▶ Job: Locate every line below that contains the word "JSON" and copy it.

Extracted data entries:
————

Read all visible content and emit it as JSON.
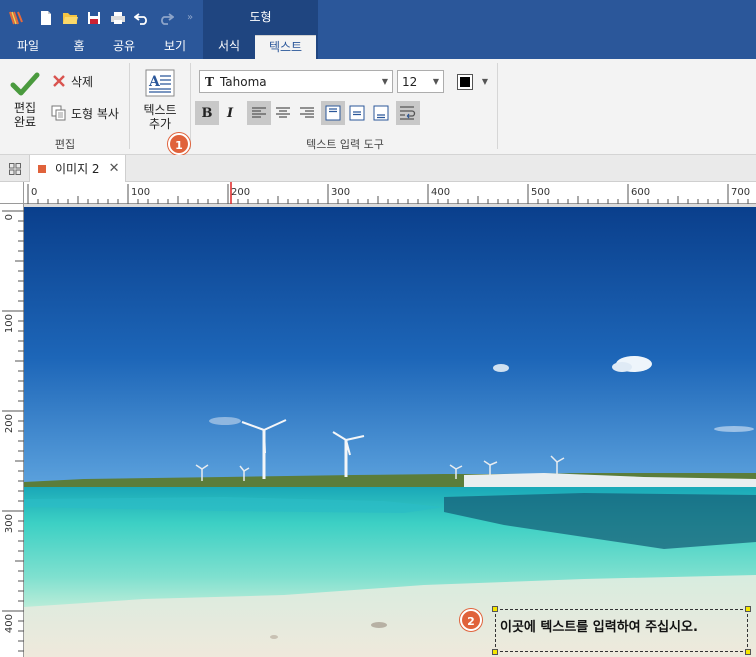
{
  "title_bar": {
    "context_group_label": "도형",
    "bg_color": "#2b579a",
    "context_color": "#1f4580"
  },
  "quick_access": [
    "app-logo-icon",
    "new-file-icon",
    "open-folder-icon",
    "save-icon",
    "print-icon",
    "undo-icon",
    "redo-icon",
    "more-icon"
  ],
  "tabs": [
    {
      "label": "파일"
    },
    {
      "label": "홈"
    },
    {
      "label": "공유"
    },
    {
      "label": "보기"
    },
    {
      "label": "서식"
    },
    {
      "label": "텍스트",
      "active": true
    }
  ],
  "ribbon": {
    "edit_group": {
      "finish_label_1": "편집",
      "finish_label_2": "완료",
      "delete_label": "삭제",
      "copy_shape_label": "도형 복사",
      "group_label": "편집"
    },
    "add_text": {
      "label_1": "텍스트",
      "label_2": "추가"
    },
    "text_tools": {
      "font_name": "Tahoma",
      "font_size": "12",
      "color": "#000000",
      "bold_label": "B",
      "italic_label": "I",
      "group_label": "텍스트 입력 도구"
    }
  },
  "badges": {
    "one": "1",
    "two": "2"
  },
  "document": {
    "tab_label": "이미지 2",
    "accent": "#e0623b"
  },
  "rulers": {
    "horizontal": [
      "0",
      "100",
      "200",
      "300",
      "400",
      "500",
      "600",
      "700"
    ],
    "vertical": [
      "0",
      "100",
      "200",
      "300",
      "400"
    ]
  },
  "canvas": {
    "textbox_text": "이곳에 텍스트를 입력하여 주십시오."
  }
}
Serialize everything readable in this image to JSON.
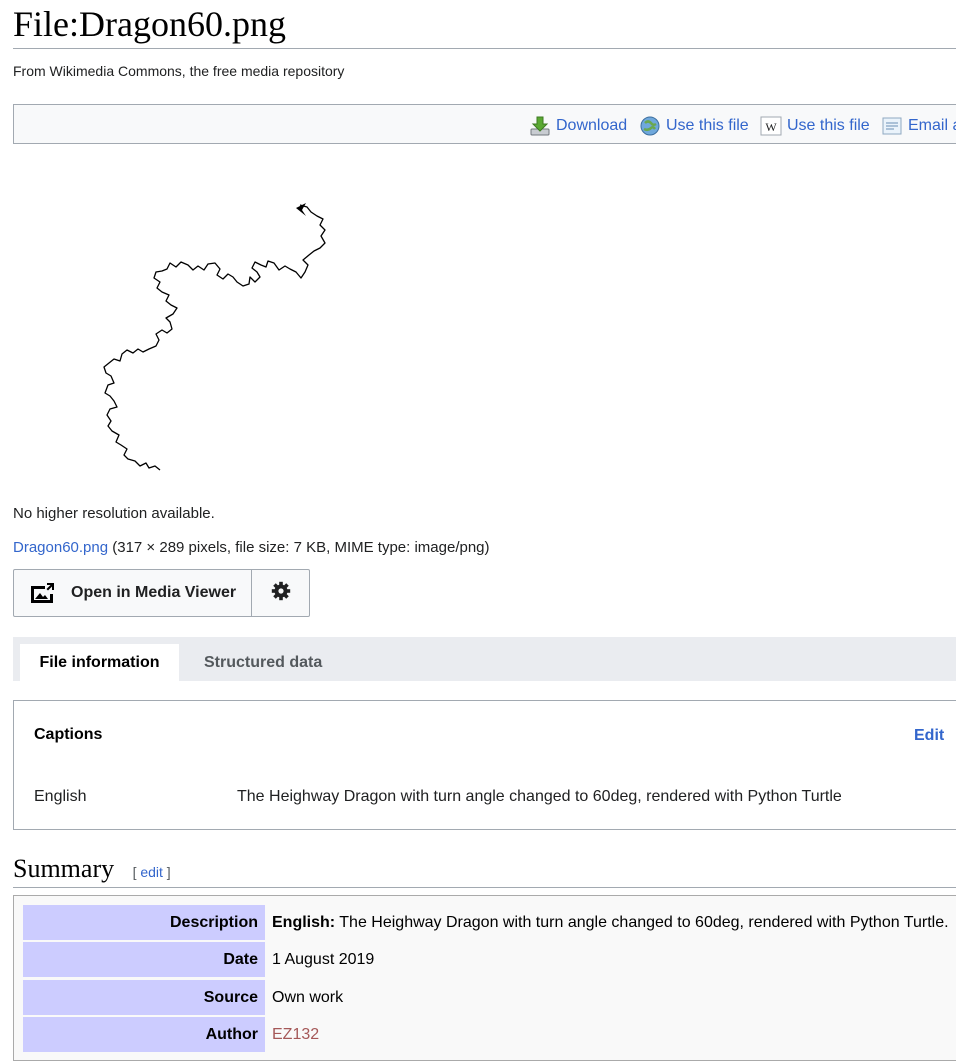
{
  "page": {
    "title": "File:Dragon60.png",
    "subtitle": "From Wikimedia Commons, the free media repository"
  },
  "toolbar": {
    "download": "Download",
    "use_web": "Use this file",
    "use_wiki": "Use this file",
    "email": "Email a"
  },
  "file": {
    "no_hires": "No higher resolution available.",
    "name_link": "Dragon60.png",
    "details": " (317 × 289 pixels, file size: 7 KB, MIME type: image/png)"
  },
  "media_viewer": {
    "open_label": "Open in Media Viewer"
  },
  "tabs": [
    {
      "label": "File information"
    },
    {
      "label": "Structured data"
    }
  ],
  "captions": {
    "title": "Captions",
    "edit": "Edit",
    "language": "English",
    "text": "The Heighway Dragon with turn angle changed to 60deg, rendered with Python Turtle"
  },
  "summary": {
    "heading": "Summary",
    "edit_open": "[ ",
    "edit_label": "edit",
    "edit_close": " ]",
    "rows": [
      {
        "key": "Description",
        "lang": "English:",
        "value": " The Heighway Dragon with turn angle changed to 60deg, rendered with Python Turtle."
      },
      {
        "key": "Date",
        "value": "1 August 2019"
      },
      {
        "key": "Source",
        "value": "Own work"
      },
      {
        "key": "Author",
        "value": "EZ132"
      }
    ]
  },
  "colors": {
    "link": "#3366cc",
    "author_link": "#a55858",
    "infobox_key_bg": "#ccccff"
  }
}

————

▶ Expected answer:
Read all visible content and emit it as JSON.
Serialize everything readable in this image to JSON.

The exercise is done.